**GIVEN INSTRUCTION**
Spot every line with the word "data" and return it.

**SUPPLIED INFORMATION**
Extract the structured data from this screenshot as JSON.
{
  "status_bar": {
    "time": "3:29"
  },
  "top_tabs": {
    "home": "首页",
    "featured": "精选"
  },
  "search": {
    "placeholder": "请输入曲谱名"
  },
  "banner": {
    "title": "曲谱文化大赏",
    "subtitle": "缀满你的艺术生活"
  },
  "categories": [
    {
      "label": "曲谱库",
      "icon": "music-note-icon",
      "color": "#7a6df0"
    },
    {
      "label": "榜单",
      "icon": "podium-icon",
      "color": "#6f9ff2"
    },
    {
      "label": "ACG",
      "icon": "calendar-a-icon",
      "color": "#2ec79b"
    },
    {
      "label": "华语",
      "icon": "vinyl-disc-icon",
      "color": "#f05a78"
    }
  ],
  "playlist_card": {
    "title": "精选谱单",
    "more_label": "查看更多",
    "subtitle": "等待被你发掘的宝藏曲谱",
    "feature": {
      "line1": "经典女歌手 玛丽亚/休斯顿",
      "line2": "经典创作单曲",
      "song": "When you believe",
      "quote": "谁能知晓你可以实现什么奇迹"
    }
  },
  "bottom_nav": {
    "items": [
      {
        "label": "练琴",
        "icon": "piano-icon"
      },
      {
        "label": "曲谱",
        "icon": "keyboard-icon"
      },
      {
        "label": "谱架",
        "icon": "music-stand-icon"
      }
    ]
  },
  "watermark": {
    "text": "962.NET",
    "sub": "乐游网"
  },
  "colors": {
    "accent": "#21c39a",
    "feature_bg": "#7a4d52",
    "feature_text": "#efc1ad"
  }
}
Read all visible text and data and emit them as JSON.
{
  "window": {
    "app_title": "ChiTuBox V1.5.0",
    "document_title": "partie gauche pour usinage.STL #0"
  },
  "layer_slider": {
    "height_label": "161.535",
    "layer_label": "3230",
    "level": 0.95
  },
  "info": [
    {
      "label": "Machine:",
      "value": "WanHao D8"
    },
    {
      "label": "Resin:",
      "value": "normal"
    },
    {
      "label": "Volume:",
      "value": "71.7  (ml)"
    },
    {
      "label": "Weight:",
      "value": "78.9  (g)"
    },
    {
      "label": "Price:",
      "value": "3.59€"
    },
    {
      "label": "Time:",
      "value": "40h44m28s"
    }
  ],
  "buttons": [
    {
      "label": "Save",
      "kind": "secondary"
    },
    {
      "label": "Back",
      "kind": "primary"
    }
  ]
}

**REPLY TO THE EXERCISE**
Extract the structured data from this screenshot as JSON.
Read all visible text and data and emit them as JSON.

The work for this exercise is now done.